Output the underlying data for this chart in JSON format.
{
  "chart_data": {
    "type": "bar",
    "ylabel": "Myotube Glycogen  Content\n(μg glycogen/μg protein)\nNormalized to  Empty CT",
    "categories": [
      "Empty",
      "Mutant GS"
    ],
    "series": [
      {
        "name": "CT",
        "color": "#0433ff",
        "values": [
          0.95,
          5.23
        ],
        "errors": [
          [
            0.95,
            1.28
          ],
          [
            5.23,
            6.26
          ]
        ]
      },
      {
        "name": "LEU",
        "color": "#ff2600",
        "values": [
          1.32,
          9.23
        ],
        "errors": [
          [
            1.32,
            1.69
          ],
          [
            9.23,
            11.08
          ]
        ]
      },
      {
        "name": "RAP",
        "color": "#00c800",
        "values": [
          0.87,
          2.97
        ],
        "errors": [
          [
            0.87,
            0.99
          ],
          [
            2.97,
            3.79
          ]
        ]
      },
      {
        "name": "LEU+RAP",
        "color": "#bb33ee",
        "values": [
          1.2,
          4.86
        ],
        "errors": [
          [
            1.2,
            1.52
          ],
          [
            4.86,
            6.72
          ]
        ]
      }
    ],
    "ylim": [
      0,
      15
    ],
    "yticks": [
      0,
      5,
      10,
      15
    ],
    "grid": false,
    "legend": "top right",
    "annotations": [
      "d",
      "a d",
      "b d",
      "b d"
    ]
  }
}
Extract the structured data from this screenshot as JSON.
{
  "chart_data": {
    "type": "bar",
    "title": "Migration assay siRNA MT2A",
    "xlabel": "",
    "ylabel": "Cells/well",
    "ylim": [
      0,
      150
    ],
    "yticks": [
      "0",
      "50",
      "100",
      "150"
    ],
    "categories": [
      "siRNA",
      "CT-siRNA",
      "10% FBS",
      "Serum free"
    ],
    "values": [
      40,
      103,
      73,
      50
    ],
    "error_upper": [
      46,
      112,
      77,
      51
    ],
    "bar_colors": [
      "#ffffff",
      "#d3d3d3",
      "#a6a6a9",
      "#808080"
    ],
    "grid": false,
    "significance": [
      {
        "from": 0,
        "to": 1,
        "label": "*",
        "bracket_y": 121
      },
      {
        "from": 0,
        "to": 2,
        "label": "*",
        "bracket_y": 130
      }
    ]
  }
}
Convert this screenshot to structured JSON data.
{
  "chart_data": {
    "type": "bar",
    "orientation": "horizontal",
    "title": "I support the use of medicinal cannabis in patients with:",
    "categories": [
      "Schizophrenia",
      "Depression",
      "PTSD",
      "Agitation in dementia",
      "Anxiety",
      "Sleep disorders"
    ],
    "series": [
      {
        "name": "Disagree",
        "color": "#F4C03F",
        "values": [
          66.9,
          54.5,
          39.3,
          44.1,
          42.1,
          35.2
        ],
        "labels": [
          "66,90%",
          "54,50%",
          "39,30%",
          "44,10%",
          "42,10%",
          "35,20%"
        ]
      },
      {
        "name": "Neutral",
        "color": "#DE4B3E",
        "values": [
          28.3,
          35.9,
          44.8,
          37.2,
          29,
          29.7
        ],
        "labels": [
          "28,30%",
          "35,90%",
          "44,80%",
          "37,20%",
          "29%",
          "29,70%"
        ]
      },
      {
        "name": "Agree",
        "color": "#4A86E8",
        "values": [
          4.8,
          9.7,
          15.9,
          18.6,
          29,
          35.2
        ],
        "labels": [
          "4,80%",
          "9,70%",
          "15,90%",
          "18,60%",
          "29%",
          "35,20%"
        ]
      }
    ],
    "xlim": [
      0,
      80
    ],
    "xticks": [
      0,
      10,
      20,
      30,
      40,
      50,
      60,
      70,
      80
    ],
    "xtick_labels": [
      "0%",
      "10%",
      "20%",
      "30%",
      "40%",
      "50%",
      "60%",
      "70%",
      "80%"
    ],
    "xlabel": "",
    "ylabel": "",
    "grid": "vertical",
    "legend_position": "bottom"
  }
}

= = = = =

Exercise description:
Make a faithful copy of every record above.

Reply:
Output the underlying data for this chart in JSON format.
{
  "chart_data": {
    "type": "bar",
    "ylabel": "Myotube Glycogen  Content\n(μg glycogen/μg protein)\nNormalized to  Empty CT",
    "categories": [
      "Empty",
      "Mutant GS"
    ],
    "series": [
      {
        "name": "CT",
        "color": "#0433ff",
        "values": [
          0.95,
          5.23
        ],
        "errors": [
          [
            0.95,
            1.28
          ],
          [
            5.23,
            6.26
          ]
        ]
      },
      {
        "name": "LEU",
        "color": "#ff2600",
        "values": [
          1.32,
          9.23
        ],
        "errors": [
          [
            1.32,
            1.69
          ],
          [
            9.23,
            11.08
          ]
        ]
      },
      {
        "name": "RAP",
        "color": "#00c800",
        "values": [
          0.87,
          2.97
        ],
        "errors": [
          [
            0.87,
            0.99
          ],
          [
            2.97,
            3.79
          ]
        ]
      },
      {
        "name": "LEU+RAP",
        "color": "#bb33ee",
        "values": [
          1.2,
          4.86
        ],
        "errors": [
          [
            1.2,
            1.52
          ],
          [
            4.86,
            6.72
          ]
        ]
      }
    ],
    "ylim": [
      0,
      15
    ],
    "yticks": [
      0,
      5,
      10,
      15
    ],
    "grid": false,
    "legend": "top right",
    "annotations": [
      "d",
      "a d",
      "b d",
      "b d"
    ]
  }
}
Extract the structured data from this screenshot as JSON.
{
  "chart_data": {
    "type": "bar",
    "title": "Migration assay siRNA MT2A",
    "xlabel": "",
    "ylabel": "Cells/well",
    "ylim": [
      0,
      150
    ],
    "yticks": [
      "0",
      "50",
      "100",
      "150"
    ],
    "categories": [
      "siRNA",
      "CT-siRNA",
      "10% FBS",
      "Serum free"
    ],
    "values": [
      40,
      103,
      73,
      50
    ],
    "error_upper": [
      46,
      112,
      77,
      51
    ],
    "bar_colors": [
      "#ffffff",
      "#d3d3d3",
      "#a6a6a9",
      "#808080"
    ],
    "grid": false,
    "significance": [
      {
        "from": 0,
        "to": 1,
        "label": "*",
        "bracket_y": 121
      },
      {
        "from": 0,
        "to": 2,
        "label": "*",
        "bracket_y": 130
      }
    ]
  }
}
Convert this screenshot to structured JSON data.
{
  "chart_data": {
    "type": "bar",
    "orientation": "horizontal",
    "title": "I support the use of medicinal cannabis in patients with:",
    "categories": [
      "Schizophrenia",
      "Depression",
      "PTSD",
      "Agitation in dementia",
      "Anxiety",
      "Sleep disorders"
    ],
    "series": [
      {
        "name": "Disagree",
        "color": "#F4C03F",
        "values": [
          66.9,
          54.5,
          39.3,
          44.1,
          42.1,
          35.2
        ],
        "labels": [
          "66,90%",
          "54,50%",
          "39,30%",
          "44,10%",
          "42,10%",
          "35,20%"
        ]
      },
      {
        "name": "Neutral",
        "color": "#DE4B3E",
        "values": [
          28.3,
          35.9,
          44.8,
          37.2,
          29,
          29.7
        ],
        "labels": [
          "28,30%",
          "35,90%",
          "44,80%",
          "37,20%",
          "29%",
          "29,70%"
        ]
      },
      {
        "name": "Agree",
        "color": "#4A86E8",
        "values": [
          4.8,
          9.7,
          15.9,
          18.6,
          29,
          35.2
        ],
        "labels": [
          "4,80%",
          "9,70%",
          "15,90%",
          "18,60%",
          "29%",
          "35,20%"
        ]
      }
    ],
    "xlim": [
      0,
      80
    ],
    "xticks": [
      0,
      10,
      20,
      30,
      40,
      50,
      60,
      70,
      80
    ],
    "xtick_labels": [
      "0%",
      "10%",
      "20%",
      "30%",
      "40%",
      "50%",
      "60%",
      "70%",
      "80%"
    ],
    "xlabel": "",
    "ylabel": "",
    "grid": "vertical",
    "legend_position": "bottom"
  }
}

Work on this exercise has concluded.